**Short exercise**
Render each line of the listing below as a JSON array of strings, with one string per line and any blank lines omitted.

Layout element entries:
□ □ □

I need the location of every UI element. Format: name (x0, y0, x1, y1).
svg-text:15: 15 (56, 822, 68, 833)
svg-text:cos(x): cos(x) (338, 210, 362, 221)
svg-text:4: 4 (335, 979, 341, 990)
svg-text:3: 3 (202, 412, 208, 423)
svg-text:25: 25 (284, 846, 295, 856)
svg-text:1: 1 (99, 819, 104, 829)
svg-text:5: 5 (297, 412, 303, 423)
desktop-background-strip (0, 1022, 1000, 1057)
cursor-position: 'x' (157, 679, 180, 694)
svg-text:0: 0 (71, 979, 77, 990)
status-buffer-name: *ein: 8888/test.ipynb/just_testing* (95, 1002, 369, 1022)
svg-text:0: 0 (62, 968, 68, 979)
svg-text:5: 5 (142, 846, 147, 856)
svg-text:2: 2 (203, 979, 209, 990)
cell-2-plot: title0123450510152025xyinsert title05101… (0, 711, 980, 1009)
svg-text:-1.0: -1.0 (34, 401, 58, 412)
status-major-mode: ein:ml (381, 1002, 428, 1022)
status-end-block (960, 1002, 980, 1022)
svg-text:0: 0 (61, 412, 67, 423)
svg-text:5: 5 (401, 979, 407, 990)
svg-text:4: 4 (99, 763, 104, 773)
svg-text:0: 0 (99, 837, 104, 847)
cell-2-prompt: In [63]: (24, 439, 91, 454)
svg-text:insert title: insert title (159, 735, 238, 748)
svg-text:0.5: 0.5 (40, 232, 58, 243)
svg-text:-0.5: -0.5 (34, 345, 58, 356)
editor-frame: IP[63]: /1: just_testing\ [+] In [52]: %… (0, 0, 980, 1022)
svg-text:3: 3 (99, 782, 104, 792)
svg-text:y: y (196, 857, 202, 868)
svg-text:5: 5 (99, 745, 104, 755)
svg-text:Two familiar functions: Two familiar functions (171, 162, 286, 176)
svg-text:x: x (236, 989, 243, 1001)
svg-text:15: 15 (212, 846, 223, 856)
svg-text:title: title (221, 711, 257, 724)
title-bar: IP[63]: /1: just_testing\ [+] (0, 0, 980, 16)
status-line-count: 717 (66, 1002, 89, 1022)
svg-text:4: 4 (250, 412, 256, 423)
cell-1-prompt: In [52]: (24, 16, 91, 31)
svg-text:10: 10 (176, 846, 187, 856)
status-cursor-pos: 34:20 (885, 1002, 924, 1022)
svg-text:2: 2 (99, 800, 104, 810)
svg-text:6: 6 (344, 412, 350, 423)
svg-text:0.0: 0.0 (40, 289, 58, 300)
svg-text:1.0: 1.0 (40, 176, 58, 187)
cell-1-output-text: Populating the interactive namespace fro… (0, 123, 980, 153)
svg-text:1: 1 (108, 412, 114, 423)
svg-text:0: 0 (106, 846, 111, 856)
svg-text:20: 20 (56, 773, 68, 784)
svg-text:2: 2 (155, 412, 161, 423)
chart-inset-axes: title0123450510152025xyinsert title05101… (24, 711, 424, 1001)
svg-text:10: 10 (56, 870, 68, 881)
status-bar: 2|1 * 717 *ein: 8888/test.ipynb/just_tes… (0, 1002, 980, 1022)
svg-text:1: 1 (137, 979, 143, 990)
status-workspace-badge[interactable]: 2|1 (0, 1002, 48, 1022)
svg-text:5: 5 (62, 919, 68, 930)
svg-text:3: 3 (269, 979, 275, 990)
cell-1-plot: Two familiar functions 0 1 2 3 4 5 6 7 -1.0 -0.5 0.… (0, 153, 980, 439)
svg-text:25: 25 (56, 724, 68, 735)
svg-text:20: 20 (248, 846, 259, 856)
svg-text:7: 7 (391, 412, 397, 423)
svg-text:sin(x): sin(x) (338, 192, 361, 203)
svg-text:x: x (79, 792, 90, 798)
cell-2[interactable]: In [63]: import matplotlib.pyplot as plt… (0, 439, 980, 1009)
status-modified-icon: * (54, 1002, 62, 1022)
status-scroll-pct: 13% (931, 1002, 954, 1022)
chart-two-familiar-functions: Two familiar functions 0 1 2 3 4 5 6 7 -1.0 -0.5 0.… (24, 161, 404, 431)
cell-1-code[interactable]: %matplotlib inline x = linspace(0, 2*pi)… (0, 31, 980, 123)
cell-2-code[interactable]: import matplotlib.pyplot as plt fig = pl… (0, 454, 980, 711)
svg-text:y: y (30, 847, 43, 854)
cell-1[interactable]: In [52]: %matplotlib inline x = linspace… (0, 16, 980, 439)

□ □ □

**Result of the task**
[
  "I need the location of every UI element. Format: name (x0, y0, x1, y1).",
  "svg-text:15: 15 (56, 822, 68, 833)",
  "svg-text:cos(x): cos(x) (338, 210, 362, 221)",
  "svg-text:4: 4 (335, 979, 341, 990)",
  "svg-text:3: 3 (202, 412, 208, 423)",
  "svg-text:25: 25 (284, 846, 295, 856)",
  "svg-text:1: 1 (99, 819, 104, 829)",
  "svg-text:5: 5 (297, 412, 303, 423)",
  "desktop-background-strip (0, 1022, 1000, 1057)",
  "cursor-position: 'x' (157, 679, 180, 694)",
  "svg-text:0: 0 (71, 979, 77, 990)",
  "status-buffer-name: *ein: 8888/test.ipynb/just_testing* (95, 1002, 369, 1022)",
  "svg-text:0: 0 (62, 968, 68, 979)",
  "svg-text:5: 5 (142, 846, 147, 856)",
  "svg-text:2: 2 (203, 979, 209, 990)",
  "cell-2-plot: title0123450510152025xyinsert title05101… (0, 711, 980, 1009)",
  "svg-text:-1.0: -1.0 (34, 401, 58, 412)",
  "status-major-mode: ein:ml (381, 1002, 428, 1022)",
  "status-end-block (960, 1002, 980, 1022)",
  "svg-text:0: 0 (61, 412, 67, 423)",
  "svg-text:5: 5 (401, 979, 407, 990)",
  "svg-text:4: 4 (99, 763, 104, 773)",
  "svg-text:0: 0 (99, 837, 104, 847)",
  "cell-2-prompt: In [63]: (24, 439, 91, 454)",
  "svg-text:insert title: insert title (159, 735, 238, 748)",
  "svg-text:0.5: 0.5 (40, 232, 58, 243)",
  "svg-text:-0.5: -0.5 (34, 345, 58, 356)",
  "editor-frame: IP[63]: /1: just_testing\\ [+] In [52]: %… (0, 0, 980, 1022)",
  "svg-text:3: 3 (99, 782, 104, 792)",
  "svg-text:y: y (196, 857, 202, 868)",
  "svg-text:5: 5 (99, 745, 104, 755)",
  "svg-text:Two familiar functions: Two familiar functions (171, 162, 286, 176)",
  "svg-text:x: x (236, 989, 243, 1001)",
  "svg-text:15: 15 (212, 846, 223, 856)",
  "svg-text:title: title (221, 711, 257, 724)",
  "title-bar: IP[63]: /1: just_testing\\ [+] (0, 0, 980, 16)",
  "status-line-count: 717 (66, 1002, 89, 1022)",
  "svg-text:4: 4 (250, 412, 256, 423)",
  "cell-1-prompt: In [52]: (24, 16, 91, 31)",
  "svg-text:10: 10 (176, 846, 187, 856)",
  "status-cursor-pos: 34:20 (885, 1002, 924, 1022)",
  "svg-text:2: 2 (99, 800, 104, 810)",
  "svg-text:6: 6 (344, 412, 350, 423)",
  "svg-text:0.0: 0.0 (40, 289, 58, 300)",
  "svg-text:1.0: 1.0 (40, 176, 58, 187)",
  "cell-1-output-text: Populating the interactive namespace fro… (0, 123, 980, 153)",
  "svg-text:1: 1 (108, 412, 114, 423)",
  "svg-text:0: 0 (106, 846, 111, 856)",
  "svg-text:20: 20 (56, 773, 68, 784)",
  "svg-text:2: 2 (155, 412, 161, 423)",
  "chart-inset-axes: title0123450510152025xyinsert title05101… (24, 711, 424, 1001)",
  "svg-text:10: 10 (56, 870, 68, 881)",
  "status-bar: 2|1 * 717 *ein: 8888/test.ipynb/just_tes… (0, 1002, 980, 1022)",
  "svg-text:1: 1 (137, 979, 143, 990)",
  "status-workspace-badge[interactable]: 2|1 (0, 1002, 48, 1022)",
  "svg-text:5: 5 (62, 919, 68, 930)",
  "svg-text:3: 3 (269, 979, 275, 990)",
  "cell-1-plot: Two familiar functions 0 1 2 3 4 5 6 7 -1.0 -0.5 0.… (0, 153, 980, 439)",
  "svg-text:25: 25 (56, 724, 68, 735)",
  "svg-text:20: 20 (248, 846, 259, 856)",
  "svg-text:7: 7 (391, 412, 397, 423)",
  "svg-text:sin(x): sin(x) (338, 192, 361, 203)",
  "svg-text:x: x (79, 792, 90, 798)",
  "cell-2[interactable]: In [63]: import matplotlib.pyplot as plt… (0, 439, 980, 1009)",
  "status-modified-icon: * (54, 1002, 62, 1022)",
  "status-scroll-pct: 13% (931, 1002, 954, 1022)",
  "chart-two-familiar-functions: Two familiar functions 0 1 2 3 4 5 6 7 -1.0 -0.5 0.… (24, 161, 404, 431)",
  "cell-1-code[interactable]: %matplotlib inline x = linspace(0, 2*pi)… (0, 31, 980, 123)",
  "cell-2-code[interactable]: import matplotlib.pyplot as plt fig = pl… (0, 454, 980, 711)",
  "svg-text:y: y (30, 847, 43, 854)",
  "cell-1[interactable]: In [52]: %matplotlib inline x = linspace… (0, 16, 980, 439)"
]